## Supplied records
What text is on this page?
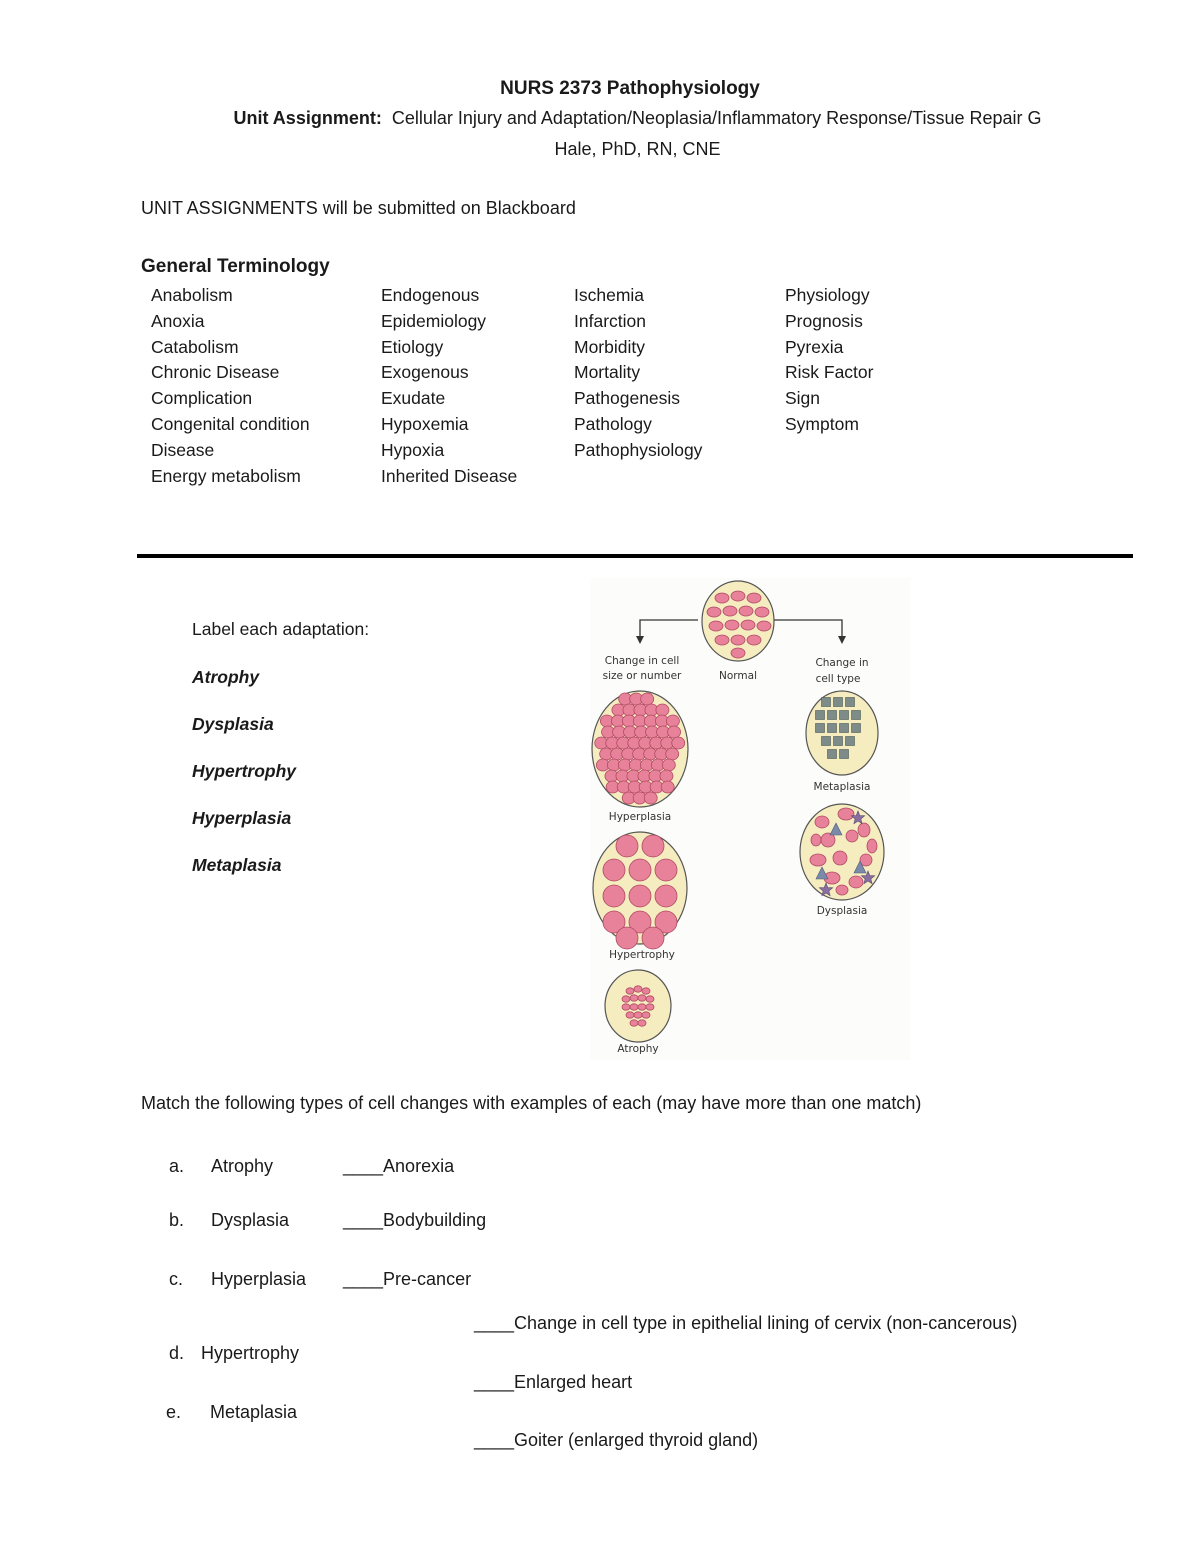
NURS 2373 Pathophysiology
Unit Assignment: Cellular Injury and Adaptation/Neoplasia/Inflammatory Response/Tissue Repair G
Hale, PhD, RN, CNE
UNIT ASSIGNMENTS will be submitted on Blackboard
General Terminology
Anabolism
Anoxia
Catabolism
Chronic Disease
Complication
Congenital condition
Disease
Energy metabolism
Endogenous
Epidemiology
Etiology
Exogenous
Exudate
Hypoxemia
Hypoxia
Inherited Disease
Ischemia
Infarction
Morbidity
Mortality
Pathogenesis
Pathology
Pathophysiology
Physiology
Prognosis
Pyrexia
Risk Factor
Sign
Symptom
Label each adaptation:
Atrophy
Dysplasia
Hypertrophy
Hyperplasia
Metaplasia
Change in cell
size or number	Normal
Change in
cell type
Hyperplasia
Hypertrophy
Atrophy
Metaplasia
Dysplasia
Match the following types of cell changes with examples of each (may have more than one match)
a. Atrophy
b. Dysplasia
c. Hyperplasia
d. Hypertrophy
e. Metaplasia
____Anorexia
____Bodybuilding
____Pre-cancer
____Change in cell type in epithelial lining of cervix (non-cancerous)
____Enlarged heart
____Goiter (enlarged thyroid gland)
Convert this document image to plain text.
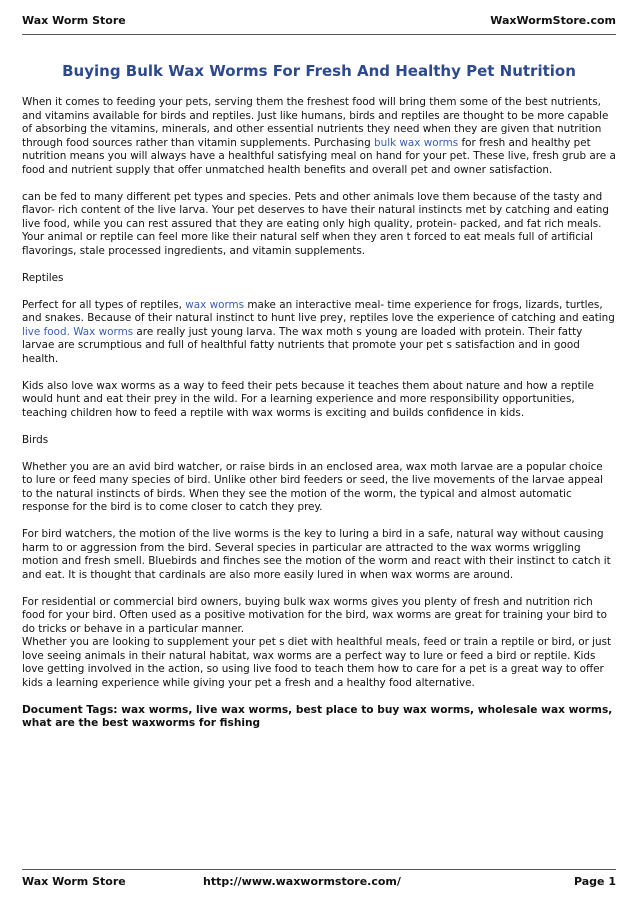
Wax Worm Store	WaxWormStore.com
Buying Bulk Wax Worms For Fresh And Healthy Pet Nutrition

When it comes to feeding your pets, serving them the freshest food will bring them some of the best nutrients, and vitamins available for birds and reptiles. Just like humans, birds and reptiles are thought to be more capable of absorbing the vitamins, minerals, and other essential nutrients they need when they are given that nutrition through food sources rather than vitamin supplements. Purchasing bulk wax worms for fresh and healthy pet nutrition means you will always have a healthful satisfying meal on hand for your pet. These live, fresh grub are a food and nutrient supply that offer unmatched health benefits and overall pet and owner satisfaction.

can be fed to many different pet types and species. Pets and other animals love them because of the tasty and flavor- rich content of the live larva. Your pet deserves to have their natural instincts met by catching and eating live food, while you can rest assured that they are eating only high quality, protein- packed, and fat rich meals. Your animal or reptile can feel more like their natural self when they aren t forced to eat meals full of artificial flavorings, stale processed ingredients, and vitamin supplements.

Reptiles

Perfect for all types of reptiles, wax worms make an interactive meal- time experience for frogs, lizards, turtles, and snakes. Because of their natural instinct to hunt live prey, reptiles love the experience of catching and eating live food. Wax worms are really just young larva. The wax moth s young are loaded with protein. Their fatty larvae are scrumptious and full of healthful fatty nutrients that promote your pet s satisfaction and in good health.

Kids also love wax worms as a way to feed their pets because it teaches them about nature and how a reptile would hunt and eat their prey in the wild. For a learning experience and more responsibility opportunities, teaching children how to feed a reptile with wax worms is exciting and builds confidence in kids.

Birds

Whether you are an avid bird watcher, or raise birds in an enclosed area, wax moth larvae are a popular choice to lure or feed many species of bird. Unlike other bird feeders or seed, the live movements of the larvae appeal to the natural instincts of birds. When they see the motion of the worm, the typical and almost automatic response for the bird is to come closer to catch they prey.

For bird watchers, the motion of the live worms is the key to luring a bird in a safe, natural way without causing harm to or aggression from the bird. Several species in particular are attracted to the wax worms wriggling motion and fresh smell. Bluebirds and finches see the motion of the worm and react with their instinct to catch it and eat. It is thought that cardinals are also more easily lured in when wax worms are around.

For residential or commercial bird owners, buying bulk wax worms gives you plenty of fresh and nutrition rich food for your bird. Often used as a positive motivation for the bird, wax worms are great for training your bird to do tricks or behave in a particular manner.

Whether you are looking to supplement your pet s diet with healthful meals, feed or train a reptile or bird, or just love seeing animals in their natural habitat, wax worms are a perfect way to lure or feed a bird or reptile. Kids love getting involved in the action, so using live food to teach them how to care for a pet is a great way to offer kids a learning experience while giving your pet a fresh and a healthy food alternative.

Document Tags: wax worms, live wax worms, best place to buy wax worms, wholesale wax worms, what are the best waxworms for fishing

Wax Worm Store	http://www.waxwormstore.com/	Page 1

## What is needed
Leave out the pictures and set down all of the data exactly.

## Reply to the task
What text is on this page?
NURS 2373 Pathophysiology
Unit Assignment: Cellular Injury and Adaptation/Neoplasia/Inflammatory Response/Tissue Repair G
Hale, PhD, RN, CNE
UNIT ASSIGNMENTS will be submitted on Blackboard
General Terminology
Anabolism
Anoxia
Catabolism
Chronic Disease
Complication
Congenital condition
Disease
Energy metabolism
Endogenous
Epidemiology
Etiology
Exogenous
Exudate
Hypoxemia
Hypoxia
Inherited Disease
Ischemia
Infarction
Morbidity
Mortality
Pathogenesis
Pathology
Pathophysiology
Physiology
Prognosis
Pyrexia
Risk Factor
Sign
Symptom
Label each adaptation:
Atrophy
Dysplasia
Hypertrophy
Hyperplasia
Metaplasia
Change in cell
size or number	Normal
Change in
cell type
Hyperplasia
Hypertrophy
Atrophy
Metaplasia
Dysplasia
Match the following types of cell changes with examples of each (may have more than one match)
a. Atrophy
b. Dysplasia
c. Hyperplasia
d. Hypertrophy
e. Metaplasia
____Anorexia
____Bodybuilding
____Pre-cancer
____Change in cell type in epithelial lining of cervix (non-cancerous)
____Enlarged heart
____Goiter (enlarged thyroid gland)
Convert this document image to plain text.
Wax Worm Store	WaxWormStore.com
Buying Bulk Wax Worms For Fresh And Healthy Pet Nutrition

When it comes to feeding your pets, serving them the freshest food will bring them some of the best nutrients, and vitamins available for birds and reptiles. Just like humans, birds and reptiles are thought to be more capable of absorbing the vitamins, minerals, and other essential nutrients they need when they are given that nutrition through food sources rather than vitamin supplements. Purchasing bulk wax worms for fresh and healthy pet nutrition means you will always have a healthful satisfying meal on hand for your pet. These live, fresh grub are a food and nutrient supply that offer unmatched health benefits and overall pet and owner satisfaction.

can be fed to many different pet types and species. Pets and other animals love them because of the tasty and flavor- rich content of the live larva. Your pet deserves to have their natural instincts met by catching and eating live food, while you can rest assured that they are eating only high quality, protein- packed, and fat rich meals. Your animal or reptile can feel more like their natural self when they aren t forced to eat meals full of artificial flavorings, stale processed ingredients, and vitamin supplements.

Reptiles

Perfect for all types of reptiles, wax worms make an interactive meal- time experience for frogs, lizards, turtles, and snakes. Because of their natural instinct to hunt live prey, reptiles love the experience of catching and eating live food. Wax worms are really just young larva. The wax moth s young are loaded with protein. Their fatty larvae are scrumptious and full of healthful fatty nutrients that promote your pet s satisfaction and in good health.

Kids also love wax worms as a way to feed their pets because it teaches them about nature and how a reptile would hunt and eat their prey in the wild. For a learning experience and more responsibility opportunities, teaching children how to feed a reptile with wax worms is exciting and builds confidence in kids.

Birds

Whether you are an avid bird watcher, or raise birds in an enclosed area, wax moth larvae are a popular choice to lure or feed many species of bird. Unlike other bird feeders or seed, the live movements of the larvae appeal to the natural instincts of birds. When they see the motion of the worm, the typical and almost automatic response for the bird is to come closer to catch they prey.

For bird watchers, the motion of the live worms is the key to luring a bird in a safe, natural way without causing harm to or aggression from the bird. Several species in particular are attracted to the wax worms wriggling motion and fresh smell. Bluebirds and finches see the motion of the worm and react with their instinct to catch it and eat. It is thought that cardinals are also more easily lured in when wax worms are around.

For residential or commercial bird owners, buying bulk wax worms gives you plenty of fresh and nutrition rich food for your bird. Often used as a positive motivation for the bird, wax worms are great for training your bird to do tricks or behave in a particular manner.

Whether you are looking to supplement your pet s diet with healthful meals, feed or train a reptile or bird, or just love seeing animals in their natural habitat, wax worms are a perfect way to lure or feed a bird or reptile. Kids love getting involved in the action, so using live food to teach them how to care for a pet is a great way to offer kids a learning experience while giving your pet a fresh and a healthy food alternative.

Document Tags: wax worms, live wax worms, best place to buy wax worms, wholesale wax worms, what are the best waxworms for fishing

Wax Worm Store	http://www.waxwormstore.com/	Page 1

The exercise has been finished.